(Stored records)
○ ○ ○ ○

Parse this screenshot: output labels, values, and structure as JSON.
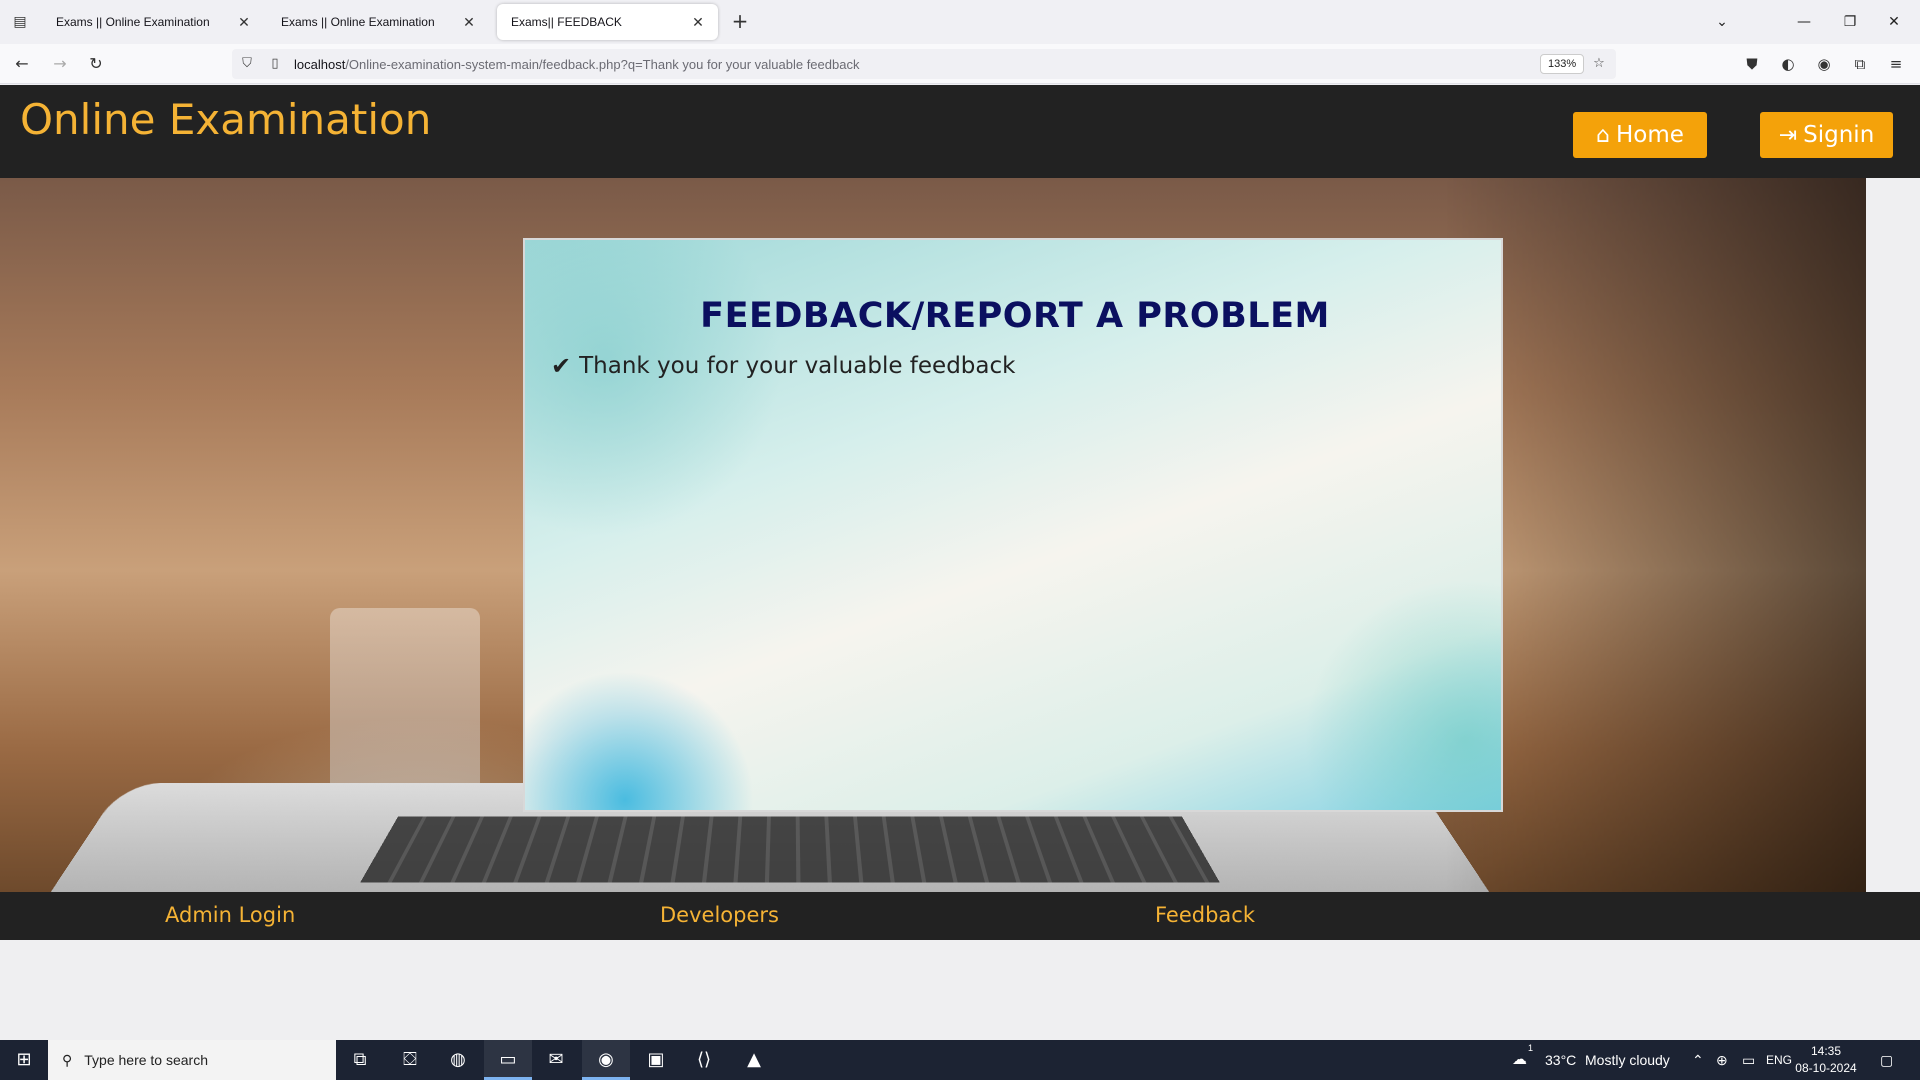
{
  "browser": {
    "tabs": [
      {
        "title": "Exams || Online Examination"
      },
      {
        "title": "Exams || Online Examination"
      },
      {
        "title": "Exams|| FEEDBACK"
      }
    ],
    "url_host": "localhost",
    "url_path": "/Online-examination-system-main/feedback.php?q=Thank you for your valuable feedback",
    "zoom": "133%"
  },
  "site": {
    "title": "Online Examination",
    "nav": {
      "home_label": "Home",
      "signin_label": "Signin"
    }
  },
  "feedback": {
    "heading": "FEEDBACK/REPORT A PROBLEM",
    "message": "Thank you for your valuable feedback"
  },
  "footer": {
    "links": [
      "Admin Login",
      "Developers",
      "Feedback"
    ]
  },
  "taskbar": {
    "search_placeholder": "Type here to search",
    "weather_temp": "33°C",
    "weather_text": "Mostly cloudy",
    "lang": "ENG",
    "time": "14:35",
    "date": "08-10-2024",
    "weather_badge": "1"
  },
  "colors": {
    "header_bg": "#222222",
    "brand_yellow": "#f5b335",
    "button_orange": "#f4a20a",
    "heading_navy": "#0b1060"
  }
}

○ ○ ○ ○

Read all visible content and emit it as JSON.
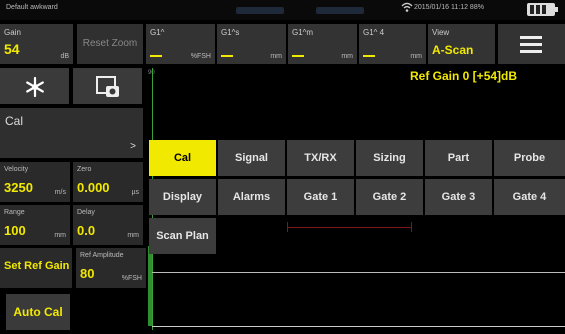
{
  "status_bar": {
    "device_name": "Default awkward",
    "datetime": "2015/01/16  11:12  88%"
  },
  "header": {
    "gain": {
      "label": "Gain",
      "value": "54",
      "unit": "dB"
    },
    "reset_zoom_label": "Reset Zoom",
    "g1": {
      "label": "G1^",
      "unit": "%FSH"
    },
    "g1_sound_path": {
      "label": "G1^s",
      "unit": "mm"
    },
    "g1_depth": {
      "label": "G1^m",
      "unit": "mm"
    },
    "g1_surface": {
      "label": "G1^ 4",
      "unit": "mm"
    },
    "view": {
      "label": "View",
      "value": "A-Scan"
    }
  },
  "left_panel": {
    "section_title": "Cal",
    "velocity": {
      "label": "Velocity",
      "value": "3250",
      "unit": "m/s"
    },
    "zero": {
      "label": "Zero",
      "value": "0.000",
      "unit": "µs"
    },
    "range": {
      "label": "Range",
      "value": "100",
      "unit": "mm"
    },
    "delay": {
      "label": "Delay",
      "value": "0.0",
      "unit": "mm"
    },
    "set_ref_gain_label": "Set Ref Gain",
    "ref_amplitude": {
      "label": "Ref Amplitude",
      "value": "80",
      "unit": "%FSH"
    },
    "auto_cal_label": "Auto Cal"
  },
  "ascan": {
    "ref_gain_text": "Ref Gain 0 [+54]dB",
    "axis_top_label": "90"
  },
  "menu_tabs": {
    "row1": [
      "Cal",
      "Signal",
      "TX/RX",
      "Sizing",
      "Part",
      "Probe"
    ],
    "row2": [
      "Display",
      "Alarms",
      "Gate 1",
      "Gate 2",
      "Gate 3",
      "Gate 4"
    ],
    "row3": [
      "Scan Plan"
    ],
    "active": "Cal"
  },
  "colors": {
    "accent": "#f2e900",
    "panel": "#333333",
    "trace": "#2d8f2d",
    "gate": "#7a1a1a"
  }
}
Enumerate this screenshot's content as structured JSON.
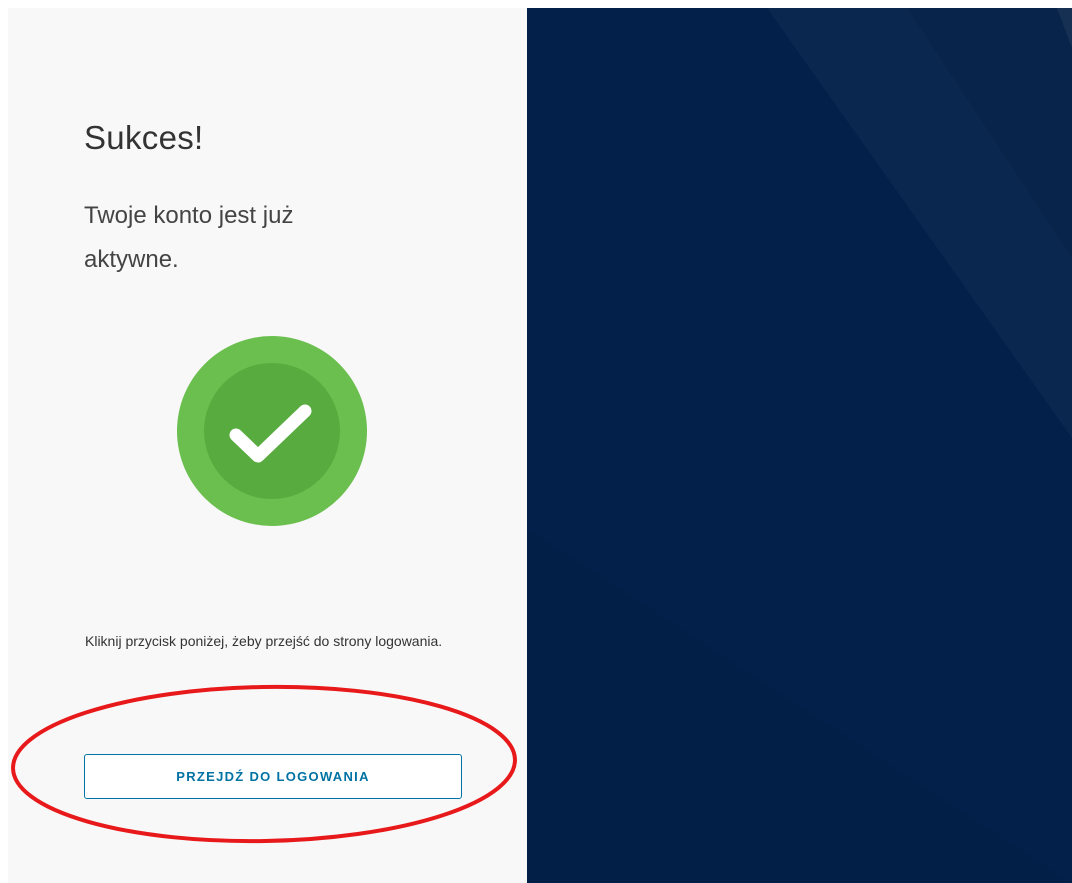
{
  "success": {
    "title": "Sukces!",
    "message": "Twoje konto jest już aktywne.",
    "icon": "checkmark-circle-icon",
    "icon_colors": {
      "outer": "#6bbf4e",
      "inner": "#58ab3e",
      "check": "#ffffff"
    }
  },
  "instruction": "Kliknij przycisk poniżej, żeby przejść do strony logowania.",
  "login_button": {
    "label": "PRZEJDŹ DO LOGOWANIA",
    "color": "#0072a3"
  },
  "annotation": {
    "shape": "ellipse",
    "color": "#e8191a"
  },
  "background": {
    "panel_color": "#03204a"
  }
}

○ ○ ○ ○

> [Your instructions] Copy out every line of the data that includes the word "JSON".

> [Exercise solution]
Parse this screenshot: output labels, values, and structure as JSON.
Read all visible content and emit it as JSON.
Enumerate this screenshot's content as structured JSON.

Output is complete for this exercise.